Figure record listings:
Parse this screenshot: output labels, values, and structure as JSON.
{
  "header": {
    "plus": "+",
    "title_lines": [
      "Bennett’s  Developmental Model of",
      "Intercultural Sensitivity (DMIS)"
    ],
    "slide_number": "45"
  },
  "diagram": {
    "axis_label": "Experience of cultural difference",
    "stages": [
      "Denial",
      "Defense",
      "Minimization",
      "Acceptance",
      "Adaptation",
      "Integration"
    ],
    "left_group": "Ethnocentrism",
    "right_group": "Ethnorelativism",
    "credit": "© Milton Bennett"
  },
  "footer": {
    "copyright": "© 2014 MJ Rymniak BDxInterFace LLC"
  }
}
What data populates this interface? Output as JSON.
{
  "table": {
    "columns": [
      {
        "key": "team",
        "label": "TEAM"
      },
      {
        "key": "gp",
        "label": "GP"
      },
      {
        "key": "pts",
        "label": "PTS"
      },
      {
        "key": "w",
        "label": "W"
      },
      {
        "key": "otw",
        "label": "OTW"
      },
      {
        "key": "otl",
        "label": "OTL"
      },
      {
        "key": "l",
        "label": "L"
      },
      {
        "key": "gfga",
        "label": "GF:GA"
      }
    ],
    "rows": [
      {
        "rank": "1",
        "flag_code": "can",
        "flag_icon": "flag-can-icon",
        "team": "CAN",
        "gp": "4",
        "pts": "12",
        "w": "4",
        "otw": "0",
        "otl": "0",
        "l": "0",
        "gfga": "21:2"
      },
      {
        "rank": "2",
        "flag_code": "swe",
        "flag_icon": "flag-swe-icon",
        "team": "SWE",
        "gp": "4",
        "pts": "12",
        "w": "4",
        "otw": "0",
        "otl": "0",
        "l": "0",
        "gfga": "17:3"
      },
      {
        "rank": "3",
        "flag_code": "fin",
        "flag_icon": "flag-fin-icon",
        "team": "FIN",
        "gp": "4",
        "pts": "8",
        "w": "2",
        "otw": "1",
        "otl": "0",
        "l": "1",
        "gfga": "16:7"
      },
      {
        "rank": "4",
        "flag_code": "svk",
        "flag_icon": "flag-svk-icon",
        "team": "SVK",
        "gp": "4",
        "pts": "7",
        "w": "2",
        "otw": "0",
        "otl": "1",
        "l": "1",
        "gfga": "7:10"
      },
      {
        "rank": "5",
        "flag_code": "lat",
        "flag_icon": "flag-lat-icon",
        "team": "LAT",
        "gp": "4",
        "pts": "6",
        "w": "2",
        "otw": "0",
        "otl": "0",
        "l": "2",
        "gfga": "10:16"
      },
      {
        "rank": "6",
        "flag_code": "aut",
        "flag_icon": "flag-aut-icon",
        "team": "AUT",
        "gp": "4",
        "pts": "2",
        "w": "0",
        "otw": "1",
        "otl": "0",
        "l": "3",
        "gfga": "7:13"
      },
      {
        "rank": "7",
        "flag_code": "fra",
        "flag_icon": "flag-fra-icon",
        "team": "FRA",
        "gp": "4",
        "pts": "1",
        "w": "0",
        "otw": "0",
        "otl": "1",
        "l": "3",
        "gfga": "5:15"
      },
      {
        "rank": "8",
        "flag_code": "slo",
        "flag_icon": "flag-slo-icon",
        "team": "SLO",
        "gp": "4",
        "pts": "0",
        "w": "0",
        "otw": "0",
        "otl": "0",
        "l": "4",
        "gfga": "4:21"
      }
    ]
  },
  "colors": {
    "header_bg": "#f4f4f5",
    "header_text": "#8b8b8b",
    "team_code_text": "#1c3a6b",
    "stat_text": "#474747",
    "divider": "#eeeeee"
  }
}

What is asked: Reproduce all data above, unchanged.

Response to the exercise:
Parse this screenshot: output labels, values, and structure as JSON.
{
  "header": {
    "plus": "+",
    "title_lines": [
      "Bennett’s  Developmental Model of",
      "Intercultural Sensitivity (DMIS)"
    ],
    "slide_number": "45"
  },
  "diagram": {
    "axis_label": "Experience of cultural difference",
    "stages": [
      "Denial",
      "Defense",
      "Minimization",
      "Acceptance",
      "Adaptation",
      "Integration"
    ],
    "left_group": "Ethnocentrism",
    "right_group": "Ethnorelativism",
    "credit": "© Milton Bennett"
  },
  "footer": {
    "copyright": "© 2014 MJ Rymniak BDxInterFace LLC"
  }
}
What data populates this interface? Output as JSON.
{
  "table": {
    "columns": [
      {
        "key": "team",
        "label": "TEAM"
      },
      {
        "key": "gp",
        "label": "GP"
      },
      {
        "key": "pts",
        "label": "PTS"
      },
      {
        "key": "w",
        "label": "W"
      },
      {
        "key": "otw",
        "label": "OTW"
      },
      {
        "key": "otl",
        "label": "OTL"
      },
      {
        "key": "l",
        "label": "L"
      },
      {
        "key": "gfga",
        "label": "GF:GA"
      }
    ],
    "rows": [
      {
        "rank": "1",
        "flag_code": "can",
        "flag_icon": "flag-can-icon",
        "team": "CAN",
        "gp": "4",
        "pts": "12",
        "w": "4",
        "otw": "0",
        "otl": "0",
        "l": "0",
        "gfga": "21:2"
      },
      {
        "rank": "2",
        "flag_code": "swe",
        "flag_icon": "flag-swe-icon",
        "team": "SWE",
        "gp": "4",
        "pts": "12",
        "w": "4",
        "otw": "0",
        "otl": "0",
        "l": "0",
        "gfga": "17:3"
      },
      {
        "rank": "3",
        "flag_code": "fin",
        "flag_icon": "flag-fin-icon",
        "team": "FIN",
        "gp": "4",
        "pts": "8",
        "w": "2",
        "otw": "1",
        "otl": "0",
        "l": "1",
        "gfga": "16:7"
      },
      {
        "rank": "4",
        "flag_code": "svk",
        "flag_icon": "flag-svk-icon",
        "team": "SVK",
        "gp": "4",
        "pts": "7",
        "w": "2",
        "otw": "0",
        "otl": "1",
        "l": "1",
        "gfga": "7:10"
      },
      {
        "rank": "5",
        "flag_code": "lat",
        "flag_icon": "flag-lat-icon",
        "team": "LAT",
        "gp": "4",
        "pts": "6",
        "w": "2",
        "otw": "0",
        "otl": "0",
        "l": "2",
        "gfga": "10:16"
      },
      {
        "rank": "6",
        "flag_code": "aut",
        "flag_icon": "flag-aut-icon",
        "team": "AUT",
        "gp": "4",
        "pts": "2",
        "w": "0",
        "otw": "1",
        "otl": "0",
        "l": "3",
        "gfga": "7:13"
      },
      {
        "rank": "7",
        "flag_code": "fra",
        "flag_icon": "flag-fra-icon",
        "team": "FRA",
        "gp": "4",
        "pts": "1",
        "w": "0",
        "otw": "0",
        "otl": "1",
        "l": "3",
        "gfga": "5:15"
      },
      {
        "rank": "8",
        "flag_code": "slo",
        "flag_icon": "flag-slo-icon",
        "team": "SLO",
        "gp": "4",
        "pts": "0",
        "w": "0",
        "otw": "0",
        "otl": "0",
        "l": "4",
        "gfga": "4:21"
      }
    ]
  },
  "colors": {
    "header_bg": "#f4f4f5",
    "header_text": "#8b8b8b",
    "team_code_text": "#1c3a6b",
    "stat_text": "#474747",
    "divider": "#eeeeee"
  }
}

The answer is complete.